=== Goal ===
Copy the records below word for word, starting at their first line and ending at the line that contains "hexagon: filled right", with both of those lines included.

=== Records to use ===
============

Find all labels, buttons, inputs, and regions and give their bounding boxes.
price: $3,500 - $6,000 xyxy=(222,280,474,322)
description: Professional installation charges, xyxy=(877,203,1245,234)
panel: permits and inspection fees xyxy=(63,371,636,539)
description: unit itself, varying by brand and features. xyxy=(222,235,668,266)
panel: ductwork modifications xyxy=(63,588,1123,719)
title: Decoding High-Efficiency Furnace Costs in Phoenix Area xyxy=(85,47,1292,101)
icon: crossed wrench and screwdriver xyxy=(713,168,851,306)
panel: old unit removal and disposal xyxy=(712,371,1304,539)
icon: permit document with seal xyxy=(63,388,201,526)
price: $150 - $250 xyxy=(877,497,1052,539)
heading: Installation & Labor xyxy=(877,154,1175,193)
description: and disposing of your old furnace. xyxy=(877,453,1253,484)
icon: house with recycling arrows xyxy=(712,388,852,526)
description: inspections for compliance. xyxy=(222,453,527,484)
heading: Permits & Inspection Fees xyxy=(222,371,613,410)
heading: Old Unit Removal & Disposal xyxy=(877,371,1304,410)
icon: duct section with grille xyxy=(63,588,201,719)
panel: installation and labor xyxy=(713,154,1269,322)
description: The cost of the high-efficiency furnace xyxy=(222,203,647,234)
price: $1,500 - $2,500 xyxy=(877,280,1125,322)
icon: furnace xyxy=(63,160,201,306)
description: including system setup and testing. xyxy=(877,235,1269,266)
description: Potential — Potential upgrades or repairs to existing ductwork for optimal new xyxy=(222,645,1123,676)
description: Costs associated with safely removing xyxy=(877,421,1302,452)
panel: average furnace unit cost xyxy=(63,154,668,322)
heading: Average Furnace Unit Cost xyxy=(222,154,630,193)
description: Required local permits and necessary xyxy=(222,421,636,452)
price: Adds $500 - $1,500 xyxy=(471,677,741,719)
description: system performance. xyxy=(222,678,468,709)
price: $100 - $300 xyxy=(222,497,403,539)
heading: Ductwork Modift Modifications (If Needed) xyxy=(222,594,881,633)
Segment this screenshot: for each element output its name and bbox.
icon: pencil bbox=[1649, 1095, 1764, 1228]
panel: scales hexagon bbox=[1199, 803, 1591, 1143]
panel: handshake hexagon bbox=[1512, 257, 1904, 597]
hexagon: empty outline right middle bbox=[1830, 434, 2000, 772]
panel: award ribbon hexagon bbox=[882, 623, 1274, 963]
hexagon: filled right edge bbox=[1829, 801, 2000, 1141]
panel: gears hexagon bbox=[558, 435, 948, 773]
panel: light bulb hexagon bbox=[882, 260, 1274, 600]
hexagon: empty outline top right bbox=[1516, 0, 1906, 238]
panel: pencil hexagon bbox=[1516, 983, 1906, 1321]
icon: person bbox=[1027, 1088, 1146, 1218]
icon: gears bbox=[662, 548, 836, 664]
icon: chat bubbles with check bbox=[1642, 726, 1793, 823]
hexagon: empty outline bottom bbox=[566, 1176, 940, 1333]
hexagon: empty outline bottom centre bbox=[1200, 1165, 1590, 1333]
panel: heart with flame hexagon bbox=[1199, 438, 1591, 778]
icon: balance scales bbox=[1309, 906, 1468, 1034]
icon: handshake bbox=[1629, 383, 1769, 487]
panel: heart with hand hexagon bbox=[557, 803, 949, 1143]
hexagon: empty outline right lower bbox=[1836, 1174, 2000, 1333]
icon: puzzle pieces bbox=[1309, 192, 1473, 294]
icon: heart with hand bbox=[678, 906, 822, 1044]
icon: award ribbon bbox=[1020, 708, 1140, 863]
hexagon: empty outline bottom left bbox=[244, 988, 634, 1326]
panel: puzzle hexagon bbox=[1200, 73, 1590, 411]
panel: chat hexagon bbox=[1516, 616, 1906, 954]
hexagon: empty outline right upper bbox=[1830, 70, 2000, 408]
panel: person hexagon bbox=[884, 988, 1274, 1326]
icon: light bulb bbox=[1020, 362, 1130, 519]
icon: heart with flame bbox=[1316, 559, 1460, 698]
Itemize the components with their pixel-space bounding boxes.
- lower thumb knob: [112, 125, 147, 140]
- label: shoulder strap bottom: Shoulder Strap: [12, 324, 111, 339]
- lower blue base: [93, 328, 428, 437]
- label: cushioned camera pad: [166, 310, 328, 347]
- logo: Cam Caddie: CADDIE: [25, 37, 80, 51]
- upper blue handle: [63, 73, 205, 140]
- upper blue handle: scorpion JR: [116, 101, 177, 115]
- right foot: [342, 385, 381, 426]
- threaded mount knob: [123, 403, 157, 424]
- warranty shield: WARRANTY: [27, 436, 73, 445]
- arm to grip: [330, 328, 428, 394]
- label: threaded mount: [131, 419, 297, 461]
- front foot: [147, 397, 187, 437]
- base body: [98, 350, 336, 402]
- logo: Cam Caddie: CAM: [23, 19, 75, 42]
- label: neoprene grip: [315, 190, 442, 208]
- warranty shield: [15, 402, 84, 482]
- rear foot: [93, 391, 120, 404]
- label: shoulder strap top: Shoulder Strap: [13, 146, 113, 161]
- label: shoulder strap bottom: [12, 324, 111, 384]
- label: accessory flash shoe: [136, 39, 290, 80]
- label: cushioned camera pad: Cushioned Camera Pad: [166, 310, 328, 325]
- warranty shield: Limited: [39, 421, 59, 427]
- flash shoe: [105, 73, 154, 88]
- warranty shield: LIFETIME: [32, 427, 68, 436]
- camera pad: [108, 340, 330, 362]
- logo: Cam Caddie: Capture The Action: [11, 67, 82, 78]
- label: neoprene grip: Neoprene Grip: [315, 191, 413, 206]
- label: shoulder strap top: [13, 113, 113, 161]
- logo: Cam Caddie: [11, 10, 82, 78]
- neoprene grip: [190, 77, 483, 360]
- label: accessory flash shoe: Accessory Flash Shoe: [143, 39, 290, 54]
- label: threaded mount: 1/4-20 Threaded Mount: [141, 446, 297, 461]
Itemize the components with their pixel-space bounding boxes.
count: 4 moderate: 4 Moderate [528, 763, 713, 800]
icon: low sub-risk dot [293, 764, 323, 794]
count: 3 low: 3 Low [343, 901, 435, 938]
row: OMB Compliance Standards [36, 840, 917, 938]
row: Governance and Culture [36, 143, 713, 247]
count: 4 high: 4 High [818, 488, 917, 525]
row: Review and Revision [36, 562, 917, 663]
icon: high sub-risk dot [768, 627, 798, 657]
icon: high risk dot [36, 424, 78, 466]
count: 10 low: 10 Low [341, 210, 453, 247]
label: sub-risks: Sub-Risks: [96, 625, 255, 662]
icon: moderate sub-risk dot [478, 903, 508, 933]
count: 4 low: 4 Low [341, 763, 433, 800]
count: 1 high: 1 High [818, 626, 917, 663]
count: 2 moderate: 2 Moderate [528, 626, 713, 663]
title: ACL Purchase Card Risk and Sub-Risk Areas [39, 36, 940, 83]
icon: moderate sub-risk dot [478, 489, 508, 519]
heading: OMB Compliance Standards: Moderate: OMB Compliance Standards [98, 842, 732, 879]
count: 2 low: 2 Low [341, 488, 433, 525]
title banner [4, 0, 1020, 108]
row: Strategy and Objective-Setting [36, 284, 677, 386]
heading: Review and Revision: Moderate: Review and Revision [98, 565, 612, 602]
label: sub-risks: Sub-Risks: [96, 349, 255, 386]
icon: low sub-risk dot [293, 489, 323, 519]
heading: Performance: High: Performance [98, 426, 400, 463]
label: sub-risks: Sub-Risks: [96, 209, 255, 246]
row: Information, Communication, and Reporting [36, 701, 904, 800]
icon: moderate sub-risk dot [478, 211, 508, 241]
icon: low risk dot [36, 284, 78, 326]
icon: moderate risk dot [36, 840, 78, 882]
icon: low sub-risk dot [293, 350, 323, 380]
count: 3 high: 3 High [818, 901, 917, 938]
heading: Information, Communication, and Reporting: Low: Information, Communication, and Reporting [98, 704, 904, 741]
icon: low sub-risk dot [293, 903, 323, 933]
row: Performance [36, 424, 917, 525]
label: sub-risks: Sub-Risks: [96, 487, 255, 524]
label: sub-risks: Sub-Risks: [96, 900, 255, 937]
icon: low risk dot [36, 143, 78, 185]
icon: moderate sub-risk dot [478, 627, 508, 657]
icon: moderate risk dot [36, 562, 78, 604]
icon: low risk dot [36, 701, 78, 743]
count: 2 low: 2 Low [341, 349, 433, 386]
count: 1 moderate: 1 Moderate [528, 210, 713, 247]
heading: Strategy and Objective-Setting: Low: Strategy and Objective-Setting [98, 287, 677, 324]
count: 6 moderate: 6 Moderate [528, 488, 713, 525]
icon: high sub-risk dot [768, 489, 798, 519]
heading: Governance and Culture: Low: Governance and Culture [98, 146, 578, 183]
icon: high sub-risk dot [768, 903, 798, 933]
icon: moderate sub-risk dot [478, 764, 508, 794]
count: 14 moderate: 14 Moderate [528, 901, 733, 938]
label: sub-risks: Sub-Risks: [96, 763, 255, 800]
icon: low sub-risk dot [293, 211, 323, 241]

============

=== Task output ===
Find all labels, buttons, inputs, and regions and give their bounding boxes.
price: $3,500 - $6,000 xyxy=(222,280,474,322)
description: Professional installation charges, xyxy=(877,203,1245,234)
panel: permits and inspection fees xyxy=(63,371,636,539)
description: unit itself, varying by brand and features. xyxy=(222,235,668,266)
panel: ductwork modifications xyxy=(63,588,1123,719)
title: Decoding High-Efficiency Furnace Costs in Phoenix Area xyxy=(85,47,1292,101)
icon: crossed wrench and screwdriver xyxy=(713,168,851,306)
panel: old unit removal and disposal xyxy=(712,371,1304,539)
icon: permit document with seal xyxy=(63,388,201,526)
price: $150 - $250 xyxy=(877,497,1052,539)
heading: Installation & Labor xyxy=(877,154,1175,193)
description: and disposing of your old furnace. xyxy=(877,453,1253,484)
icon: house with recycling arrows xyxy=(712,388,852,526)
description: inspections for compliance. xyxy=(222,453,527,484)
heading: Permits & Inspection Fees xyxy=(222,371,613,410)
heading: Old Unit Removal & Disposal xyxy=(877,371,1304,410)
icon: duct section with grille xyxy=(63,588,201,719)
panel: installation and labor xyxy=(713,154,1269,322)
description: The cost of the high-efficiency furnace xyxy=(222,203,647,234)
price: $1,500 - $2,500 xyxy=(877,280,1125,322)
icon: furnace xyxy=(63,160,201,306)
description: including system setup and testing. xyxy=(877,235,1269,266)
description: Potential — Potential upgrades or repairs to existing ductwork for optimal new xyxy=(222,645,1123,676)
description: Costs associated with safely removing xyxy=(877,421,1302,452)
panel: average furnace unit cost xyxy=(63,154,668,322)
heading: Average Furnace Unit Cost xyxy=(222,154,630,193)
description: Required local permits and necessary xyxy=(222,421,636,452)
price: Adds $500 - $1,500 xyxy=(471,677,741,719)
description: system performance. xyxy=(222,678,468,709)
price: $100 - $300 xyxy=(222,497,403,539)
heading: Ductwork Modift Modifications (If Needed) xyxy=(222,594,881,633)
Segment this screenshot: for each element output its name and bbox.
icon: pencil bbox=[1649, 1095, 1764, 1228]
panel: scales hexagon bbox=[1199, 803, 1591, 1143]
panel: handshake hexagon bbox=[1512, 257, 1904, 597]
hexagon: empty outline right middle bbox=[1830, 434, 2000, 772]
panel: award ribbon hexagon bbox=[882, 623, 1274, 963]
hexagon: filled right edge bbox=[1829, 801, 2000, 1141]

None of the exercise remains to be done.